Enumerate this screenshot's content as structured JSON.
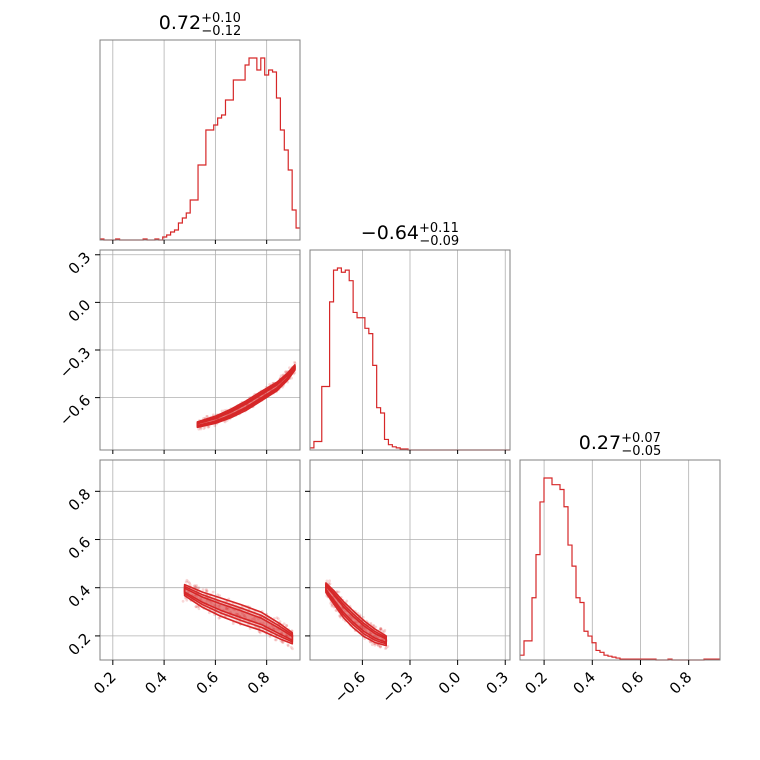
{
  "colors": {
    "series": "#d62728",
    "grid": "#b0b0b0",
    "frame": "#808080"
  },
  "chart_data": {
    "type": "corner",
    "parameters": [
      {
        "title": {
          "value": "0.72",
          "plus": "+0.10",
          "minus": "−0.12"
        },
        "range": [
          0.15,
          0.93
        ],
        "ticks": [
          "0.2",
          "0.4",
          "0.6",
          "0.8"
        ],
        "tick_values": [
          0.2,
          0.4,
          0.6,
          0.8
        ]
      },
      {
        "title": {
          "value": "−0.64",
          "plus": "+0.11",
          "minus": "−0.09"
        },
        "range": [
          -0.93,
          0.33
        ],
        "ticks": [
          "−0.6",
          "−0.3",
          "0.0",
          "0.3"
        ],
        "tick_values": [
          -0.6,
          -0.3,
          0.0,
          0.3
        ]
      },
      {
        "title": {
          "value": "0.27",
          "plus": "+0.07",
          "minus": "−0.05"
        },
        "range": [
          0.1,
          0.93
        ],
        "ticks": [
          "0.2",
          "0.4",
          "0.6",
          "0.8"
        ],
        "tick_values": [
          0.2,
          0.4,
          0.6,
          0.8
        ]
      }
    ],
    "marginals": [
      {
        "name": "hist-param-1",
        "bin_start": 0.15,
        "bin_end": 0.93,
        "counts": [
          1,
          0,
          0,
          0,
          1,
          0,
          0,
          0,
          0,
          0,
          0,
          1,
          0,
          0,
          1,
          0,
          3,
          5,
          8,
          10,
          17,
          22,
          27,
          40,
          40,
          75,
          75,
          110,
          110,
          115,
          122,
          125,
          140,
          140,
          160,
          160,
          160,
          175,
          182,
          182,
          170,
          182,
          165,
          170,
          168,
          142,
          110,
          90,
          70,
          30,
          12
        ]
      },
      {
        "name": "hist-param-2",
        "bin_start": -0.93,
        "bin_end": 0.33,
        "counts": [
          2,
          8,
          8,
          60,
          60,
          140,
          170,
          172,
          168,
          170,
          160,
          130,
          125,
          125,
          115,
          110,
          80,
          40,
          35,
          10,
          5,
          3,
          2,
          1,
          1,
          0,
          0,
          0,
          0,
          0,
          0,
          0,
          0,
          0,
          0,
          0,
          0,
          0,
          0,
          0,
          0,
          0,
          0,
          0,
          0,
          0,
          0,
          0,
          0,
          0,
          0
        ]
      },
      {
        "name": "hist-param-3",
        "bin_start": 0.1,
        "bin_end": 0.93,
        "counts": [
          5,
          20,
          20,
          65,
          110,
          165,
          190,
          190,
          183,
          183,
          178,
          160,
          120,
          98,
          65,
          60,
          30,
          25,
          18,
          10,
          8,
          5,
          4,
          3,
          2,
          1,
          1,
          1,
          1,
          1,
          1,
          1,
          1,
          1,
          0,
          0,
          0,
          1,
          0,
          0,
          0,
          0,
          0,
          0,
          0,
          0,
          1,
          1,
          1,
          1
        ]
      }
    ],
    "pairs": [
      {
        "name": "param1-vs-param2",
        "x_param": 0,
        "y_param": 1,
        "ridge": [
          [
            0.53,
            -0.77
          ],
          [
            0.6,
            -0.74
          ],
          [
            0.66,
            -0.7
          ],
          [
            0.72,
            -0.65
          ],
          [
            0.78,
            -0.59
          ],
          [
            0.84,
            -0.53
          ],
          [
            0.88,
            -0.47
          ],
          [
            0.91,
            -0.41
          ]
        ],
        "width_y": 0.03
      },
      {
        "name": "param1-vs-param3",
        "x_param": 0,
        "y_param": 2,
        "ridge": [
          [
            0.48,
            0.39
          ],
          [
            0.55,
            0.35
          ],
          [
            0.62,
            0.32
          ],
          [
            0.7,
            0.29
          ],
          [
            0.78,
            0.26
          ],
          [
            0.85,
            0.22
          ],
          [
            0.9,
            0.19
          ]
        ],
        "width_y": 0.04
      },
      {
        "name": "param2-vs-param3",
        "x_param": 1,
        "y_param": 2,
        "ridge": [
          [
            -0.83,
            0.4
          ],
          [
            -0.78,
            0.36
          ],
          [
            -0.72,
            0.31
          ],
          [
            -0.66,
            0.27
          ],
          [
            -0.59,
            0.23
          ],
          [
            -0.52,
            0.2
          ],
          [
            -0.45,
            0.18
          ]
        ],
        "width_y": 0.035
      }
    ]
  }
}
=-=-=
- _EXERCISE TASK_
Can the entries above be repeated exactly, without their pictures?

- _ANSWER TO THE EXERCISE_
Enumerate this screenshot's content as structured JSON.
{
  "colors": {
    "series": "#d62728",
    "grid": "#b0b0b0",
    "frame": "#808080"
  },
  "chart_data": {
    "type": "corner",
    "parameters": [
      {
        "title": {
          "value": "0.72",
          "plus": "+0.10",
          "minus": "−0.12"
        },
        "range": [
          0.15,
          0.93
        ],
        "ticks": [
          "0.2",
          "0.4",
          "0.6",
          "0.8"
        ],
        "tick_values": [
          0.2,
          0.4,
          0.6,
          0.8
        ]
      },
      {
        "title": {
          "value": "−0.64",
          "plus": "+0.11",
          "minus": "−0.09"
        },
        "range": [
          -0.93,
          0.33
        ],
        "ticks": [
          "−0.6",
          "−0.3",
          "0.0",
          "0.3"
        ],
        "tick_values": [
          -0.6,
          -0.3,
          0.0,
          0.3
        ]
      },
      {
        "title": {
          "value": "0.27",
          "plus": "+0.07",
          "minus": "−0.05"
        },
        "range": [
          0.1,
          0.93
        ],
        "ticks": [
          "0.2",
          "0.4",
          "0.6",
          "0.8"
        ],
        "tick_values": [
          0.2,
          0.4,
          0.6,
          0.8
        ]
      }
    ],
    "marginals": [
      {
        "name": "hist-param-1",
        "bin_start": 0.15,
        "bin_end": 0.93,
        "counts": [
          1,
          0,
          0,
          0,
          1,
          0,
          0,
          0,
          0,
          0,
          0,
          1,
          0,
          0,
          1,
          0,
          3,
          5,
          8,
          10,
          17,
          22,
          27,
          40,
          40,
          75,
          75,
          110,
          110,
          115,
          122,
          125,
          140,
          140,
          160,
          160,
          160,
          175,
          182,
          182,
          170,
          182,
          165,
          170,
          168,
          142,
          110,
          90,
          70,
          30,
          12
        ]
      },
      {
        "name": "hist-param-2",
        "bin_start": -0.93,
        "bin_end": 0.33,
        "counts": [
          2,
          8,
          8,
          60,
          60,
          140,
          170,
          172,
          168,
          170,
          160,
          130,
          125,
          125,
          115,
          110,
          80,
          40,
          35,
          10,
          5,
          3,
          2,
          1,
          1,
          0,
          0,
          0,
          0,
          0,
          0,
          0,
          0,
          0,
          0,
          0,
          0,
          0,
          0,
          0,
          0,
          0,
          0,
          0,
          0,
          0,
          0,
          0,
          0,
          0,
          0
        ]
      },
      {
        "name": "hist-param-3",
        "bin_start": 0.1,
        "bin_end": 0.93,
        "counts": [
          5,
          20,
          20,
          65,
          110,
          165,
          190,
          190,
          183,
          183,
          178,
          160,
          120,
          98,
          65,
          60,
          30,
          25,
          18,
          10,
          8,
          5,
          4,
          3,
          2,
          1,
          1,
          1,
          1,
          1,
          1,
          1,
          1,
          1,
          0,
          0,
          0,
          1,
          0,
          0,
          0,
          0,
          0,
          0,
          0,
          0,
          1,
          1,
          1,
          1
        ]
      }
    ],
    "pairs": [
      {
        "name": "param1-vs-param2",
        "x_param": 0,
        "y_param": 1,
        "ridge": [
          [
            0.53,
            -0.77
          ],
          [
            0.6,
            -0.74
          ],
          [
            0.66,
            -0.7
          ],
          [
            0.72,
            -0.65
          ],
          [
            0.78,
            -0.59
          ],
          [
            0.84,
            -0.53
          ],
          [
            0.88,
            -0.47
          ],
          [
            0.91,
            -0.41
          ]
        ],
        "width_y": 0.03
      },
      {
        "name": "param1-vs-param3",
        "x_param": 0,
        "y_param": 2,
        "ridge": [
          [
            0.48,
            0.39
          ],
          [
            0.55,
            0.35
          ],
          [
            0.62,
            0.32
          ],
          [
            0.7,
            0.29
          ],
          [
            0.78,
            0.26
          ],
          [
            0.85,
            0.22
          ],
          [
            0.9,
            0.19
          ]
        ],
        "width_y": 0.04
      },
      {
        "name": "param2-vs-param3",
        "x_param": 1,
        "y_param": 2,
        "ridge": [
          [
            -0.83,
            0.4
          ],
          [
            -0.78,
            0.36
          ],
          [
            -0.72,
            0.31
          ],
          [
            -0.66,
            0.27
          ],
          [
            -0.59,
            0.23
          ],
          [
            -0.52,
            0.2
          ],
          [
            -0.45,
            0.18
          ]
        ],
        "width_y": 0.035
      }
    ]
  }
}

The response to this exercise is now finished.